(Stored data entries)
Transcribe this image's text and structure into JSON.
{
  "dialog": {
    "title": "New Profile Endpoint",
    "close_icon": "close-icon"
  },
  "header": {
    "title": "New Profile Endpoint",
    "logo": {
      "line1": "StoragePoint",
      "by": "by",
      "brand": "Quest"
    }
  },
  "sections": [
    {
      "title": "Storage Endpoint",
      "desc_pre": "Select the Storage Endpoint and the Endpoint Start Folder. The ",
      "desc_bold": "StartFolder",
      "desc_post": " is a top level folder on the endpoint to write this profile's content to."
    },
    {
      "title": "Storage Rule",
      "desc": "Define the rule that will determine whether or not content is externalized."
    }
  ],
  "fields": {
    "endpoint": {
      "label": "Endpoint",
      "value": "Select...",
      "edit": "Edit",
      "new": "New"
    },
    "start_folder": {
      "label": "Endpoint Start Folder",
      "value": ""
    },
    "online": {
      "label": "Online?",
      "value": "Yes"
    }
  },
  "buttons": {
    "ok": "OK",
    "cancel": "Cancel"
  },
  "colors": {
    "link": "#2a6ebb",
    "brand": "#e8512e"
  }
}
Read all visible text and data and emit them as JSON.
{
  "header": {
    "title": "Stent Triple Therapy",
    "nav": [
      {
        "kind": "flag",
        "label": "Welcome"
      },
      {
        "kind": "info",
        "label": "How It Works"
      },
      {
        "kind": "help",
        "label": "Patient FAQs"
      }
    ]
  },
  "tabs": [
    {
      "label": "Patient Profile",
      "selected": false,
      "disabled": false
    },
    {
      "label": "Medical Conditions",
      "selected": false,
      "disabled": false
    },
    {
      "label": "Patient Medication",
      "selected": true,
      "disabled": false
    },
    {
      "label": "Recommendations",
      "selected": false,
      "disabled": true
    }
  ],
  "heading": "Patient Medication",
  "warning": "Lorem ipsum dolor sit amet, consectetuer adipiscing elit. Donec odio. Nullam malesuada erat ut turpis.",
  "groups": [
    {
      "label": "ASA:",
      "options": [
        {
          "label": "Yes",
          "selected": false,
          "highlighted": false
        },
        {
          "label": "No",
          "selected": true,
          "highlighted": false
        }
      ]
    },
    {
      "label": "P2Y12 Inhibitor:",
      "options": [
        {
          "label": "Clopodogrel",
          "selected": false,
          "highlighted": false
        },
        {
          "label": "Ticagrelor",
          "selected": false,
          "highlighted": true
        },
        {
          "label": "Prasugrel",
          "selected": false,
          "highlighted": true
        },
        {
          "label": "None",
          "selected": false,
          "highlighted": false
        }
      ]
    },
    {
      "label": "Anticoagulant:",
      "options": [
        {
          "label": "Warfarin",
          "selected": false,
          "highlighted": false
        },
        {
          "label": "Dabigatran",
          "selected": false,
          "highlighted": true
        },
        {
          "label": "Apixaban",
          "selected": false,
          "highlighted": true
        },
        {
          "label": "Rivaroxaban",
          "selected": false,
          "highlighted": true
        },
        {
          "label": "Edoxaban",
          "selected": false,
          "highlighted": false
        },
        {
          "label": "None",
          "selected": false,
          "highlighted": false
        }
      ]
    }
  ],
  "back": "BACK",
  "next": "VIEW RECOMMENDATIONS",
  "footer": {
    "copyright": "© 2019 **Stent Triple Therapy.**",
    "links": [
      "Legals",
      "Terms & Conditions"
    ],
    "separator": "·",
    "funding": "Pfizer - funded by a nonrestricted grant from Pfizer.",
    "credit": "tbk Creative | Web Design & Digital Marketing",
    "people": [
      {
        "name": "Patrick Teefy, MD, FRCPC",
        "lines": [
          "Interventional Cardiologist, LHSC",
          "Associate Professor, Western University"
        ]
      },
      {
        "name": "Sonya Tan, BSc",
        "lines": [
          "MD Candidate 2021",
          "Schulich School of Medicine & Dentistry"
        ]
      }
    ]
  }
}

### WRITTEN TASK
Using the entries above, please restate each one word for word.

### THE SOLUTION
Transcribe this image's text and structure into JSON.
{
  "dialog": {
    "title": "New Profile Endpoint",
    "close_icon": "close-icon"
  },
  "header": {
    "title": "New Profile Endpoint",
    "logo": {
      "line1": "StoragePoint",
      "by": "by",
      "brand": "Quest"
    }
  },
  "sections": [
    {
      "title": "Storage Endpoint",
      "desc_pre": "Select the Storage Endpoint and the Endpoint Start Folder. The ",
      "desc_bold": "StartFolder",
      "desc_post": " is a top level folder on the endpoint to write this profile's content to."
    },
    {
      "title": "Storage Rule",
      "desc": "Define the rule that will determine whether or not content is externalized."
    }
  ],
  "fields": {
    "endpoint": {
      "label": "Endpoint",
      "value": "Select...",
      "edit": "Edit",
      "new": "New"
    },
    "start_folder": {
      "label": "Endpoint Start Folder",
      "value": ""
    },
    "online": {
      "label": "Online?",
      "value": "Yes"
    }
  },
  "buttons": {
    "ok": "OK",
    "cancel": "Cancel"
  },
  "colors": {
    "link": "#2a6ebb",
    "brand": "#e8512e"
  }
}
Read all visible text and data and emit them as JSON.
{
  "header": {
    "title": "Stent Triple Therapy",
    "nav": [
      {
        "kind": "flag",
        "label": "Welcome"
      },
      {
        "kind": "info",
        "label": "How It Works"
      },
      {
        "kind": "help",
        "label": "Patient FAQs"
      }
    ]
  },
  "tabs": [
    {
      "label": "Patient Profile",
      "selected": false,
      "disabled": false
    },
    {
      "label": "Medical Conditions",
      "selected": false,
      "disabled": false
    },
    {
      "label": "Patient Medication",
      "selected": true,
      "disabled": false
    },
    {
      "label": "Recommendations",
      "selected": false,
      "disabled": true
    }
  ],
  "heading": "Patient Medication",
  "warning": "Lorem ipsum dolor sit amet, consectetuer adipiscing elit. Donec odio. Nullam malesuada erat ut turpis.",
  "groups": [
    {
      "label": "ASA:",
      "options": [
        {
          "label": "Yes",
          "selected": false,
          "highlighted": false
        },
        {
          "label": "No",
          "selected": true,
          "highlighted": false
        }
      ]
    },
    {
      "label": "P2Y12 Inhibitor:",
      "options": [
        {
          "label": "Clopodogrel",
          "selected": false,
          "highlighted": false
        },
        {
          "label": "Ticagrelor",
          "selected": false,
          "highlighted": true
        },
        {
          "label": "Prasugrel",
          "selected": false,
          "highlighted": true
        },
        {
          "label": "None",
          "selected": false,
          "highlighted": false
        }
      ]
    },
    {
      "label": "Anticoagulant:",
      "options": [
        {
          "label": "Warfarin",
          "selected": false,
          "highlighted": false
        },
        {
          "label": "Dabigatran",
          "selected": false,
          "highlighted": true
        },
        {
          "label": "Apixaban",
          "selected": false,
          "highlighted": true
        },
        {
          "label": "Rivaroxaban",
          "selected": false,
          "highlighted": true
        },
        {
          "label": "Edoxaban",
          "selected": false,
          "highlighted": false
        },
        {
          "label": "None",
          "selected": false,
          "highlighted": false
        }
      ]
    }
  ],
  "back": "BACK",
  "next": "VIEW RECOMMENDATIONS",
  "footer": {
    "copyright": "© 2019 **Stent Triple Therapy.**",
    "links": [
      "Legals",
      "Terms & Conditions"
    ],
    "separator": "·",
    "funding": "Pfizer - funded by a nonrestricted grant from Pfizer.",
    "credit": "tbk Creative | Web Design & Digital Marketing",
    "people": [
      {
        "name": "Patrick Teefy, MD, FRCPC",
        "lines": [
          "Interventional Cardiologist, LHSC",
          "Associate Professor, Western University"
        ]
      },
      {
        "name": "Sonya Tan, BSc",
        "lines": [
          "MD Candidate 2021",
          "Schulich School of Medicine & Dentistry"
        ]
      }
    ]
  }
}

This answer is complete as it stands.